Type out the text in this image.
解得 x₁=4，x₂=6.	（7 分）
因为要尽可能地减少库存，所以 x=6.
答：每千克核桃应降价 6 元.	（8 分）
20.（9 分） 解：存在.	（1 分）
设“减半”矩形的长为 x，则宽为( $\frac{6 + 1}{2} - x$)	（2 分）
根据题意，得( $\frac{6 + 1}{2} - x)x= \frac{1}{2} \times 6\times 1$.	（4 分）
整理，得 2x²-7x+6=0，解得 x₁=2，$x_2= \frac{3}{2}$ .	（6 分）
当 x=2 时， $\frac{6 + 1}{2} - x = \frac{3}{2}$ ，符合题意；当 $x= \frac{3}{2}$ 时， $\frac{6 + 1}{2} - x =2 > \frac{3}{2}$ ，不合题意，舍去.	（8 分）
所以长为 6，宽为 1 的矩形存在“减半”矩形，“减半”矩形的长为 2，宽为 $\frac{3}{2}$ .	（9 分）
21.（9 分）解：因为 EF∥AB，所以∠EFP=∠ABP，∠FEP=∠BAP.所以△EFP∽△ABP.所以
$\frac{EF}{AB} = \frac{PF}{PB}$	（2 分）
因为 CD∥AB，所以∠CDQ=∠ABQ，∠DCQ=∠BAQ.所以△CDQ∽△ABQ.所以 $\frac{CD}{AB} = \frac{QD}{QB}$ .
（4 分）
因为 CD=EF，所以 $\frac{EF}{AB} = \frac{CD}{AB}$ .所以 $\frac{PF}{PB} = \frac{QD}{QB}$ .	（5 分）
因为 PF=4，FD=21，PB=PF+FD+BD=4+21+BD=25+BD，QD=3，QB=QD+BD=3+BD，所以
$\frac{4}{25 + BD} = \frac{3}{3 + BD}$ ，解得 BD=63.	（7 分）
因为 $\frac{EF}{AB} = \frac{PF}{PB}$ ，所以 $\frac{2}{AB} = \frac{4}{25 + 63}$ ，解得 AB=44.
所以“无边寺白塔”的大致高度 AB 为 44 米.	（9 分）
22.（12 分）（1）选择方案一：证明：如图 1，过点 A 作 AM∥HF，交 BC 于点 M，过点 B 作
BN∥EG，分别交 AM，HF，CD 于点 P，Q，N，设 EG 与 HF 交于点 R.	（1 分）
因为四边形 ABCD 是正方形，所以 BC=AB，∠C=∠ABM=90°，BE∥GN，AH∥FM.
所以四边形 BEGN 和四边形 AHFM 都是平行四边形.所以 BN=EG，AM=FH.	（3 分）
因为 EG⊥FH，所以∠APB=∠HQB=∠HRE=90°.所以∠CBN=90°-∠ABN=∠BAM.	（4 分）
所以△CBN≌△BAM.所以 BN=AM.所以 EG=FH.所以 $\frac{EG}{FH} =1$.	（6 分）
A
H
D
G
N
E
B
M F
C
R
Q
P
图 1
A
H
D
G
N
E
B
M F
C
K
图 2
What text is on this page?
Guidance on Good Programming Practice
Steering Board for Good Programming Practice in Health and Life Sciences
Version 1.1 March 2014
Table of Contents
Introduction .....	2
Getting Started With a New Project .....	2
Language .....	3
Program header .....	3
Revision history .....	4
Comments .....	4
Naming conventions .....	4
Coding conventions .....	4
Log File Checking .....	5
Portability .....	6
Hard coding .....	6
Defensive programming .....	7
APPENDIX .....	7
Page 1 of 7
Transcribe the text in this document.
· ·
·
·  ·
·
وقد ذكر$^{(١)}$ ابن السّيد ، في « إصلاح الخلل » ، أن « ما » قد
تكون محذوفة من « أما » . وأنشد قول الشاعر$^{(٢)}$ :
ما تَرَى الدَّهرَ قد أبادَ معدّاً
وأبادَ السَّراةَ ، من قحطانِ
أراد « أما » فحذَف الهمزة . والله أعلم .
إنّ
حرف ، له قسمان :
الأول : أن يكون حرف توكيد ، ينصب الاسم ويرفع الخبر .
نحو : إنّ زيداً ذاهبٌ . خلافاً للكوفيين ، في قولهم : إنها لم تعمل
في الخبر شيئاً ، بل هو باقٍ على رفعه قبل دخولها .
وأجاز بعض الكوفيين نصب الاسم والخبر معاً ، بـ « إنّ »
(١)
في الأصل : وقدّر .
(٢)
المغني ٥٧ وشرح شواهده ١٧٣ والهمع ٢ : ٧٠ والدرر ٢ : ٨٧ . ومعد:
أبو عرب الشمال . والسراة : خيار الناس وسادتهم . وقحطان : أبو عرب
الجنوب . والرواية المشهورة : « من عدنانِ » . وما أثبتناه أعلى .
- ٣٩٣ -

▶ **Problem requirements**
Provide the number of lines in these entries that hold the word "矩形的长为", without any accompanying text.

▶ **Result below**
2